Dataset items
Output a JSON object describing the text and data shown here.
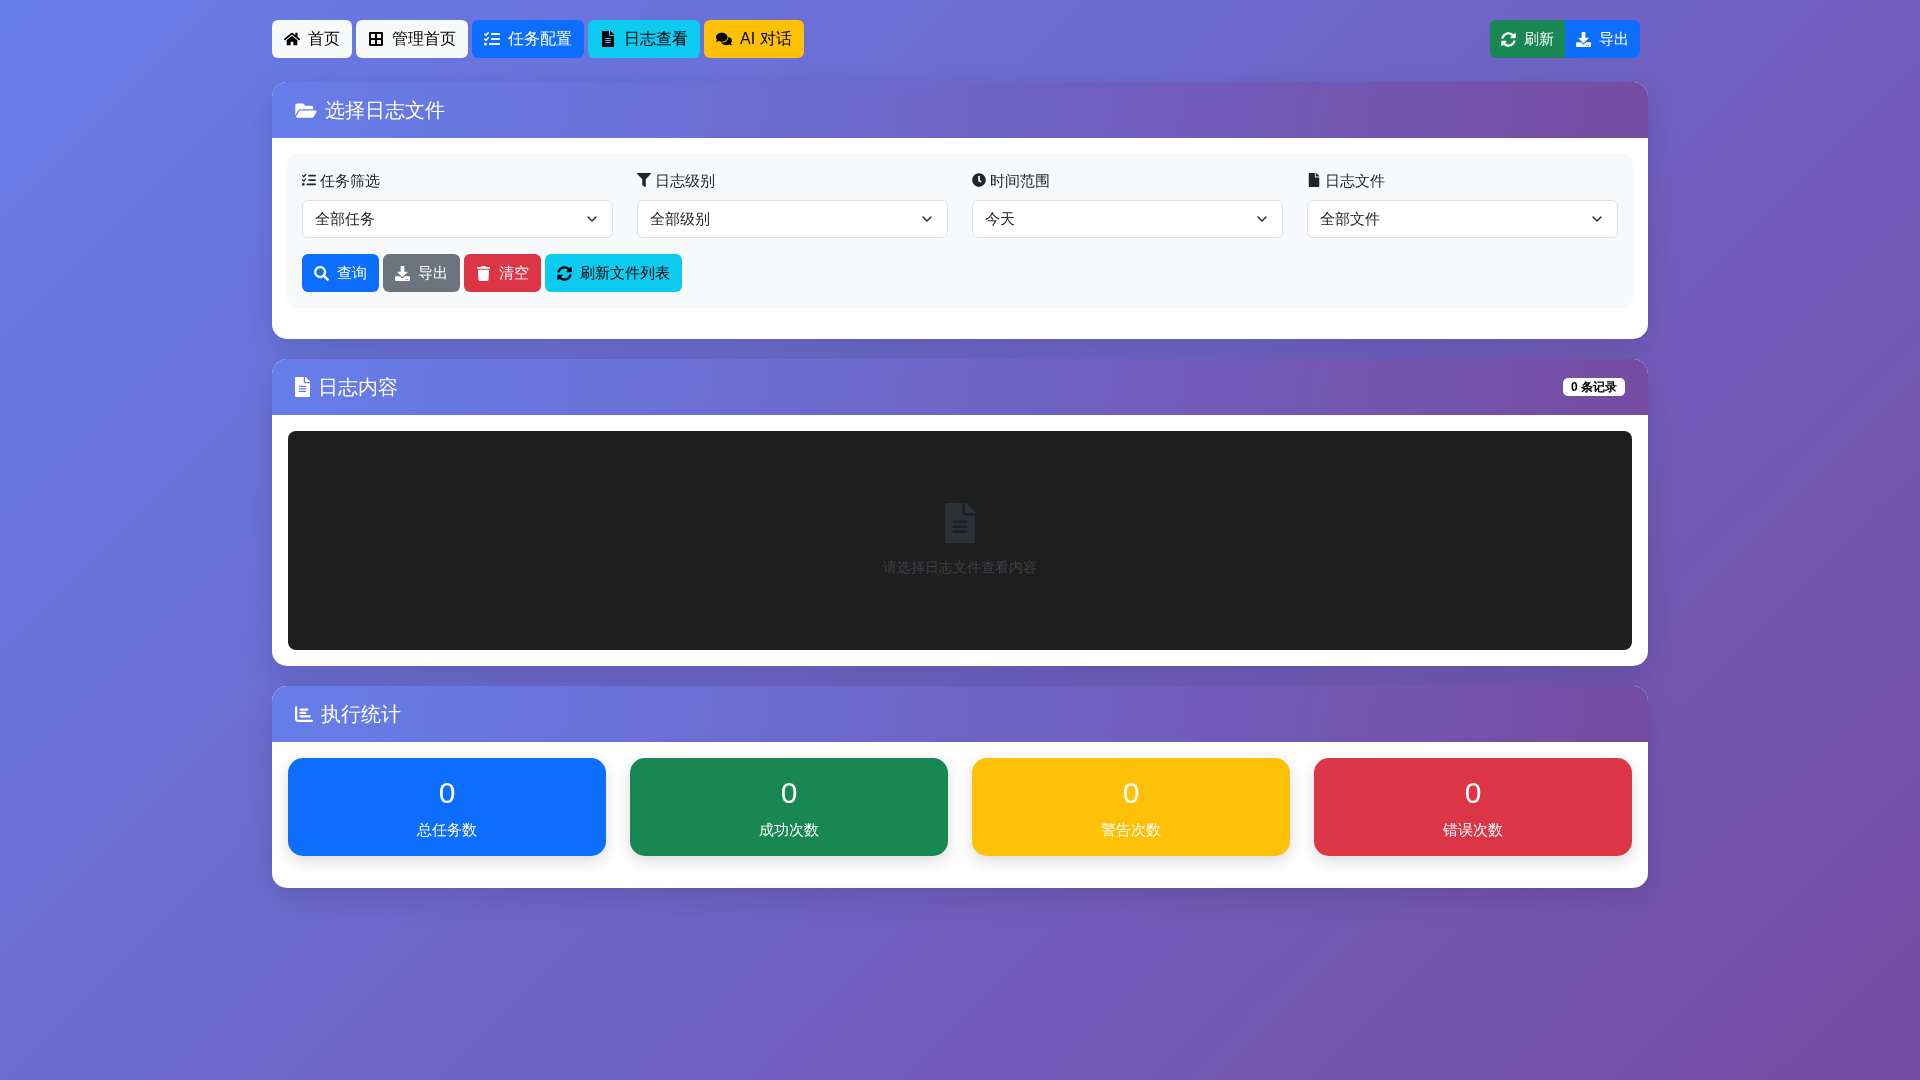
{
  "nav": {
    "links": [
      {
        "label": "首页",
        "color": "#f8f9fa"
      },
      {
        "label": "管理首页",
        "color": "#f8f9fa"
      },
      {
        "label": "任务配置",
        "color": "#0d6efd"
      },
      {
        "label": "日志查看",
        "color": "#0dcaf0"
      },
      {
        "label": "AI 对话",
        "color": "#ffc107"
      }
    ],
    "actions": [
      {
        "label": "刷新",
        "color": "#198754"
      },
      {
        "label": "导出",
        "color": "#0d6efd"
      }
    ]
  },
  "file_panel": {
    "title": "选择日志文件",
    "filters": [
      {
        "label": "任务筛选",
        "value": "全部任务"
      },
      {
        "label": "日志级别",
        "value": "全部级别"
      },
      {
        "label": "时间范围",
        "value": "今天"
      },
      {
        "label": "日志文件",
        "value": "全部文件"
      }
    ],
    "buttons": [
      {
        "label": "查询",
        "color": "#0d6efd"
      },
      {
        "label": "导出",
        "color": "#6c757d"
      },
      {
        "label": "清空",
        "color": "#dc3545"
      },
      {
        "label": "刷新文件列表",
        "color": "#0dcaf0"
      }
    ]
  },
  "log_panel": {
    "title": "日志内容",
    "badge": "0 条记录",
    "empty_message": "请选择日志文件查看内容"
  },
  "stats_panel": {
    "title": "执行统计",
    "cards": [
      {
        "value": "0",
        "label": "总任务数",
        "color": "#0d6efd"
      },
      {
        "value": "0",
        "label": "成功次数",
        "color": "#198754"
      },
      {
        "value": "0",
        "label": "警告次数",
        "color": "#ffc107"
      },
      {
        "value": "0",
        "label": "错误次数",
        "color": "#dc3545"
      }
    ]
  }
}
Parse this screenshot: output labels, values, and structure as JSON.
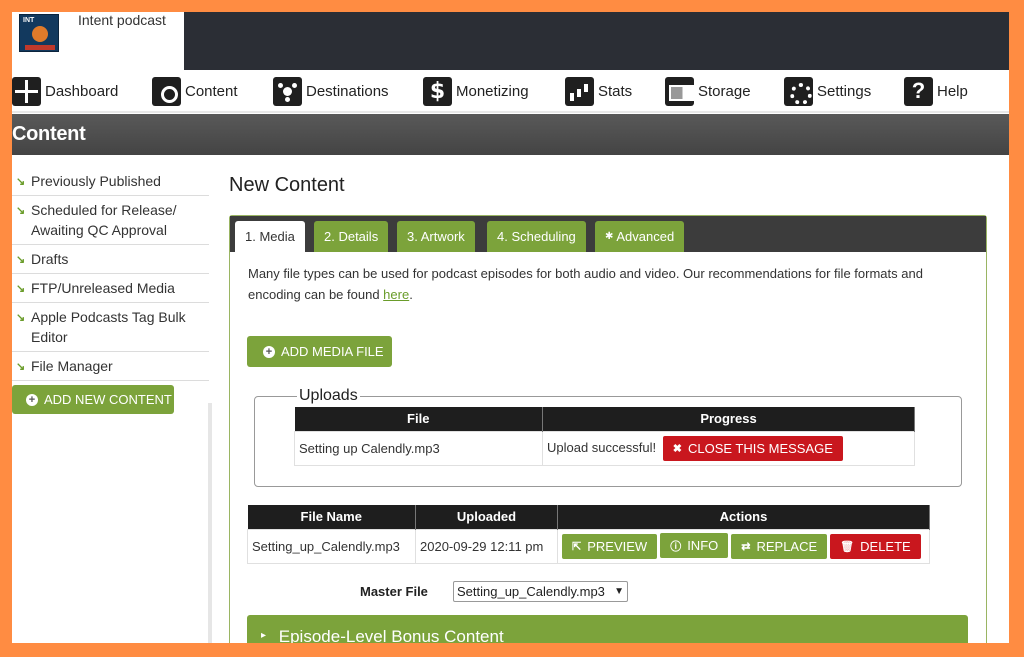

## To be done
Can you retype every record above exactly, leaving out the pictures?

## Finished task
Output a JSON object describing the text and data shown here.
{
  "nav": {
    "links": [
      {
        "label": "首页",
        "color": "#f8f9fa"
      },
      {
        "label": "管理首页",
        "color": "#f8f9fa"
      },
      {
        "label": "任务配置",
        "color": "#0d6efd"
      },
      {
        "label": "日志查看",
        "color": "#0dcaf0"
      },
      {
        "label": "AI 对话",
        "color": "#ffc107"
      }
    ],
    "actions": [
      {
        "label": "刷新",
        "color": "#198754"
      },
      {
        "label": "导出",
        "color": "#0d6efd"
      }
    ]
  },
  "file_panel": {
    "title": "选择日志文件",
    "filters": [
      {
        "label": "任务筛选",
        "value": "全部任务"
      },
      {
        "label": "日志级别",
        "value": "全部级别"
      },
      {
        "label": "时间范围",
        "value": "今天"
      },
      {
        "label": "日志文件",
        "value": "全部文件"
      }
    ],
    "buttons": [
      {
        "label": "查询",
        "color": "#0d6efd"
      },
      {
        "label": "导出",
        "color": "#6c757d"
      },
      {
        "label": "清空",
        "color": "#dc3545"
      },
      {
        "label": "刷新文件列表",
        "color": "#0dcaf0"
      }
    ]
  },
  "log_panel": {
    "title": "日志内容",
    "badge": "0 条记录",
    "empty_message": "请选择日志文件查看内容"
  },
  "stats_panel": {
    "title": "执行统计",
    "cards": [
      {
        "value": "0",
        "label": "总任务数",
        "color": "#0d6efd"
      },
      {
        "value": "0",
        "label": "成功次数",
        "color": "#198754"
      },
      {
        "value": "0",
        "label": "警告次数",
        "color": "#ffc107"
      },
      {
        "value": "0",
        "label": "错误次数",
        "color": "#dc3545"
      }
    ]
  }
}
Parse this screenshot: output labels, values, and structure as JSON.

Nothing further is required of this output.